TASK DETAILS :: Print all the records exactly, please.

* START *

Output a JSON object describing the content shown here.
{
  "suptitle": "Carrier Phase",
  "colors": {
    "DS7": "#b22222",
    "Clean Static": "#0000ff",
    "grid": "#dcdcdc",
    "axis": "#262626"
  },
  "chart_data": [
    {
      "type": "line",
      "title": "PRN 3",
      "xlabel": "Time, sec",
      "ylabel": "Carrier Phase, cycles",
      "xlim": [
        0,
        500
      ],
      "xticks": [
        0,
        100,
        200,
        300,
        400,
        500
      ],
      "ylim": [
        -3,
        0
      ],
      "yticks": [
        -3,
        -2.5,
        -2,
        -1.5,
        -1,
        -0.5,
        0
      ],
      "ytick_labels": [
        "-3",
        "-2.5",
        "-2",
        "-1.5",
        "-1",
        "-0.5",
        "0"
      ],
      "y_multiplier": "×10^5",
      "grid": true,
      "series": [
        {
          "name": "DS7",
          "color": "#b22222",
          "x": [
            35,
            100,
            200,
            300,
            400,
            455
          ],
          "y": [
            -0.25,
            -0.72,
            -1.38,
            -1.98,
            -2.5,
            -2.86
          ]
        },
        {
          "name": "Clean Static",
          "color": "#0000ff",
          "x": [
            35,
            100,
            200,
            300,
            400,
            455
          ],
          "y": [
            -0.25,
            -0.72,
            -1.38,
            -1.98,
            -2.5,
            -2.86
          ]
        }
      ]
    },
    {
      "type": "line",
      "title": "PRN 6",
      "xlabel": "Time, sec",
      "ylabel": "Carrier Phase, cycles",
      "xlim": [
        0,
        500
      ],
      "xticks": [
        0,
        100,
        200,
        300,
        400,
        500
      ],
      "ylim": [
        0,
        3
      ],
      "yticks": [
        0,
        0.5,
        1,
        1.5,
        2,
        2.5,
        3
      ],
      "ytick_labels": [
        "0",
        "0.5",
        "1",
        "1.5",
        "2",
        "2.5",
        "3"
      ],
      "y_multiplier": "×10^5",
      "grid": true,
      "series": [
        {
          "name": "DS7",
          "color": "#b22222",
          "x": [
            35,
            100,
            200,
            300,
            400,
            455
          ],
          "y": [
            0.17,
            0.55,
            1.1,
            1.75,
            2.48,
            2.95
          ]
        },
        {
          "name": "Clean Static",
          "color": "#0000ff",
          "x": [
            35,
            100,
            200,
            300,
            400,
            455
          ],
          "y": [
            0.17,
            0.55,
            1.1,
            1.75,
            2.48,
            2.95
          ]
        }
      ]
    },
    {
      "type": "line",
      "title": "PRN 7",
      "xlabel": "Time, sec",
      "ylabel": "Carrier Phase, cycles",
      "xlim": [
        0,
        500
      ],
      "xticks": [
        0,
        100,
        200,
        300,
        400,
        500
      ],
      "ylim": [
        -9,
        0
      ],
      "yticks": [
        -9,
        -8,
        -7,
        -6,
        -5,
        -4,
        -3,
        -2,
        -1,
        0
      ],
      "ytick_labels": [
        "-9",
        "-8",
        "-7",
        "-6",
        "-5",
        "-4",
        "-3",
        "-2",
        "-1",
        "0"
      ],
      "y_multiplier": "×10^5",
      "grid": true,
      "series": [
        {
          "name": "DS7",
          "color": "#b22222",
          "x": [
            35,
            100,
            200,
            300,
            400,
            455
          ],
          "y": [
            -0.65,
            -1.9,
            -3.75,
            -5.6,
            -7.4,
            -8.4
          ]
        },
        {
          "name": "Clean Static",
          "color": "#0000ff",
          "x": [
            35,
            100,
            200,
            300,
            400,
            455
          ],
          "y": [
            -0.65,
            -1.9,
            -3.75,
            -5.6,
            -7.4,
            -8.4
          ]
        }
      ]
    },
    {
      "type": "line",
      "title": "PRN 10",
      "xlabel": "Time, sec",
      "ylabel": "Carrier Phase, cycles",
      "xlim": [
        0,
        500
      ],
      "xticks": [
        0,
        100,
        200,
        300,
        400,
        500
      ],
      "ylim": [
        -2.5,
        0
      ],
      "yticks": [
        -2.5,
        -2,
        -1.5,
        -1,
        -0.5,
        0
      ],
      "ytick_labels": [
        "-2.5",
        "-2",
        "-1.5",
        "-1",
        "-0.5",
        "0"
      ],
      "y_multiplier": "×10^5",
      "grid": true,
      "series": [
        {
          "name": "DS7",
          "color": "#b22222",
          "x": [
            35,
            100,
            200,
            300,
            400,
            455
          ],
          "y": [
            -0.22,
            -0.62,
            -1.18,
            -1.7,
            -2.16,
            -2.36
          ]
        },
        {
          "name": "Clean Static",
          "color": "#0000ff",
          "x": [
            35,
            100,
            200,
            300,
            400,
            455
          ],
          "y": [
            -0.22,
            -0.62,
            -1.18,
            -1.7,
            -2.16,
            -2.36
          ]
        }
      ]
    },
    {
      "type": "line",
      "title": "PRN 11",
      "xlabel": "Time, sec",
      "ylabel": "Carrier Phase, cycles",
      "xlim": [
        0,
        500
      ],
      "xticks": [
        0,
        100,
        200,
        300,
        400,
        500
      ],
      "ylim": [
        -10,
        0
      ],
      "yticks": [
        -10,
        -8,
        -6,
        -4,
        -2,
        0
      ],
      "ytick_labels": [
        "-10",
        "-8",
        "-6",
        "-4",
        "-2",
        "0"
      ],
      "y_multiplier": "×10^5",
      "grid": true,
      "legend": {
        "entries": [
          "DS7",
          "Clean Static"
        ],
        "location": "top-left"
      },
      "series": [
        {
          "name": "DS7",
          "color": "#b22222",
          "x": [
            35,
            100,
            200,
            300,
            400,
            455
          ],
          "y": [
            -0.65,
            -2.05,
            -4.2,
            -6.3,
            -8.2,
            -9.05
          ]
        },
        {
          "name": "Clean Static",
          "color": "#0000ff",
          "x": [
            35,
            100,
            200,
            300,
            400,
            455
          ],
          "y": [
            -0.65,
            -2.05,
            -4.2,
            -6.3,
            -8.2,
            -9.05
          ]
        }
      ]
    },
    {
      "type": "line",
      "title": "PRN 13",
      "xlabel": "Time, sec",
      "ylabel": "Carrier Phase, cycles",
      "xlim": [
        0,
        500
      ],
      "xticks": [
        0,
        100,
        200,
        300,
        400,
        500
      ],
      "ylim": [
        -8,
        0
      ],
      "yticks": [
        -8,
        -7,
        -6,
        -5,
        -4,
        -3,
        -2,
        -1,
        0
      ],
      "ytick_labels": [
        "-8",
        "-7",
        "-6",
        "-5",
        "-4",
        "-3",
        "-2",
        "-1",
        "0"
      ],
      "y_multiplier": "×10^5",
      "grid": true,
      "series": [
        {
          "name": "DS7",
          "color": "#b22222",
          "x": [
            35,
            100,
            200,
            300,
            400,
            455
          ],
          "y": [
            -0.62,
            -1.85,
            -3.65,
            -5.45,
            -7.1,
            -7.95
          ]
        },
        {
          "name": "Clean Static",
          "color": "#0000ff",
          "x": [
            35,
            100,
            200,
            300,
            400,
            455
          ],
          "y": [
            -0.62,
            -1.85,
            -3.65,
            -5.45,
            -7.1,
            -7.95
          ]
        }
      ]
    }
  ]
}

* END *

RESULT OF THIS TASK ::
Output a JSON object describing the content shown here.
{
  "suptitle": "Carrier Phase",
  "colors": {
    "DS7": "#b22222",
    "Clean Static": "#0000ff",
    "grid": "#dcdcdc",
    "axis": "#262626"
  },
  "chart_data": [
    {
      "type": "line",
      "title": "PRN 3",
      "xlabel": "Time, sec",
      "ylabel": "Carrier Phase, cycles",
      "xlim": [
        0,
        500
      ],
      "xticks": [
        0,
        100,
        200,
        300,
        400,
        500
      ],
      "ylim": [
        -3,
        0
      ],
      "yticks": [
        -3,
        -2.5,
        -2,
        -1.5,
        -1,
        -0.5,
        0
      ],
      "ytick_labels": [
        "-3",
        "-2.5",
        "-2",
        "-1.5",
        "-1",
        "-0.5",
        "0"
      ],
      "y_multiplier": "×10^5",
      "grid": true,
      "series": [
        {
          "name": "DS7",
          "color": "#b22222",
          "x": [
            35,
            100,
            200,
            300,
            400,
            455
          ],
          "y": [
            -0.25,
            -0.72,
            -1.38,
            -1.98,
            -2.5,
            -2.86
          ]
        },
        {
          "name": "Clean Static",
          "color": "#0000ff",
          "x": [
            35,
            100,
            200,
            300,
            400,
            455
          ],
          "y": [
            -0.25,
            -0.72,
            -1.38,
            -1.98,
            -2.5,
            -2.86
          ]
        }
      ]
    },
    {
      "type": "line",
      "title": "PRN 6",
      "xlabel": "Time, sec",
      "ylabel": "Carrier Phase, cycles",
      "xlim": [
        0,
        500
      ],
      "xticks": [
        0,
        100,
        200,
        300,
        400,
        500
      ],
      "ylim": [
        0,
        3
      ],
      "yticks": [
        0,
        0.5,
        1,
        1.5,
        2,
        2.5,
        3
      ],
      "ytick_labels": [
        "0",
        "0.5",
        "1",
        "1.5",
        "2",
        "2.5",
        "3"
      ],
      "y_multiplier": "×10^5",
      "grid": true,
      "series": [
        {
          "name": "DS7",
          "color": "#b22222",
          "x": [
            35,
            100,
            200,
            300,
            400,
            455
          ],
          "y": [
            0.17,
            0.55,
            1.1,
            1.75,
            2.48,
            2.95
          ]
        },
        {
          "name": "Clean Static",
          "color": "#0000ff",
          "x": [
            35,
            100,
            200,
            300,
            400,
            455
          ],
          "y": [
            0.17,
            0.55,
            1.1,
            1.75,
            2.48,
            2.95
          ]
        }
      ]
    },
    {
      "type": "line",
      "title": "PRN 7",
      "xlabel": "Time, sec",
      "ylabel": "Carrier Phase, cycles",
      "xlim": [
        0,
        500
      ],
      "xticks": [
        0,
        100,
        200,
        300,
        400,
        500
      ],
      "ylim": [
        -9,
        0
      ],
      "yticks": [
        -9,
        -8,
        -7,
        -6,
        -5,
        -4,
        -3,
        -2,
        -1,
        0
      ],
      "ytick_labels": [
        "-9",
        "-8",
        "-7",
        "-6",
        "-5",
        "-4",
        "-3",
        "-2",
        "-1",
        "0"
      ],
      "y_multiplier": "×10^5",
      "grid": true,
      "series": [
        {
          "name": "DS7",
          "color": "#b22222",
          "x": [
            35,
            100,
            200,
            300,
            400,
            455
          ],
          "y": [
            -0.65,
            -1.9,
            -3.75,
            -5.6,
            -7.4,
            -8.4
          ]
        },
        {
          "name": "Clean Static",
          "color": "#0000ff",
          "x": [
            35,
            100,
            200,
            300,
            400,
            455
          ],
          "y": [
            -0.65,
            -1.9,
            -3.75,
            -5.6,
            -7.4,
            -8.4
          ]
        }
      ]
    },
    {
      "type": "line",
      "title": "PRN 10",
      "xlabel": "Time, sec",
      "ylabel": "Carrier Phase, cycles",
      "xlim": [
        0,
        500
      ],
      "xticks": [
        0,
        100,
        200,
        300,
        400,
        500
      ],
      "ylim": [
        -2.5,
        0
      ],
      "yticks": [
        -2.5,
        -2,
        -1.5,
        -1,
        -0.5,
        0
      ],
      "ytick_labels": [
        "-2.5",
        "-2",
        "-1.5",
        "-1",
        "-0.5",
        "0"
      ],
      "y_multiplier": "×10^5",
      "grid": true,
      "series": [
        {
          "name": "DS7",
          "color": "#b22222",
          "x": [
            35,
            100,
            200,
            300,
            400,
            455
          ],
          "y": [
            -0.22,
            -0.62,
            -1.18,
            -1.7,
            -2.16,
            -2.36
          ]
        },
        {
          "name": "Clean Static",
          "color": "#0000ff",
          "x": [
            35,
            100,
            200,
            300,
            400,
            455
          ],
          "y": [
            -0.22,
            -0.62,
            -1.18,
            -1.7,
            -2.16,
            -2.36
          ]
        }
      ]
    },
    {
      "type": "line",
      "title": "PRN 11",
      "xlabel": "Time, sec",
      "ylabel": "Carrier Phase, cycles",
      "xlim": [
        0,
        500
      ],
      "xticks": [
        0,
        100,
        200,
        300,
        400,
        500
      ],
      "ylim": [
        -10,
        0
      ],
      "yticks": [
        -10,
        -8,
        -6,
        -4,
        -2,
        0
      ],
      "ytick_labels": [
        "-10",
        "-8",
        "-6",
        "-4",
        "-2",
        "0"
      ],
      "y_multiplier": "×10^5",
      "grid": true,
      "legend": {
        "entries": [
          "DS7",
          "Clean Static"
        ],
        "location": "top-left"
      },
      "series": [
        {
          "name": "DS7",
          "color": "#b22222",
          "x": [
            35,
            100,
            200,
            300,
            400,
            455
          ],
          "y": [
            -0.65,
            -2.05,
            -4.2,
            -6.3,
            -8.2,
            -9.05
          ]
        },
        {
          "name": "Clean Static",
          "color": "#0000ff",
          "x": [
            35,
            100,
            200,
            300,
            400,
            455
          ],
          "y": [
            -0.65,
            -2.05,
            -4.2,
            -6.3,
            -8.2,
            -9.05
          ]
        }
      ]
    },
    {
      "type": "line",
      "title": "PRN 13",
      "xlabel": "Time, sec",
      "ylabel": "Carrier Phase, cycles",
      "xlim": [
        0,
        500
      ],
      "xticks": [
        0,
        100,
        200,
        300,
        400,
        500
      ],
      "ylim": [
        -8,
        0
      ],
      "yticks": [
        -8,
        -7,
        -6,
        -5,
        -4,
        -3,
        -2,
        -1,
        0
      ],
      "ytick_labels": [
        "-8",
        "-7",
        "-6",
        "-5",
        "-4",
        "-3",
        "-2",
        "-1",
        "0"
      ],
      "y_multiplier": "×10^5",
      "grid": true,
      "series": [
        {
          "name": "DS7",
          "color": "#b22222",
          "x": [
            35,
            100,
            200,
            300,
            400,
            455
          ],
          "y": [
            -0.62,
            -1.85,
            -3.65,
            -5.45,
            -7.1,
            -7.95
          ]
        },
        {
          "name": "Clean Static",
          "color": "#0000ff",
          "x": [
            35,
            100,
            200,
            300,
            400,
            455
          ],
          "y": [
            -0.62,
            -1.85,
            -3.65,
            -5.45,
            -7.1,
            -7.95
          ]
        }
      ]
    }
  ]
}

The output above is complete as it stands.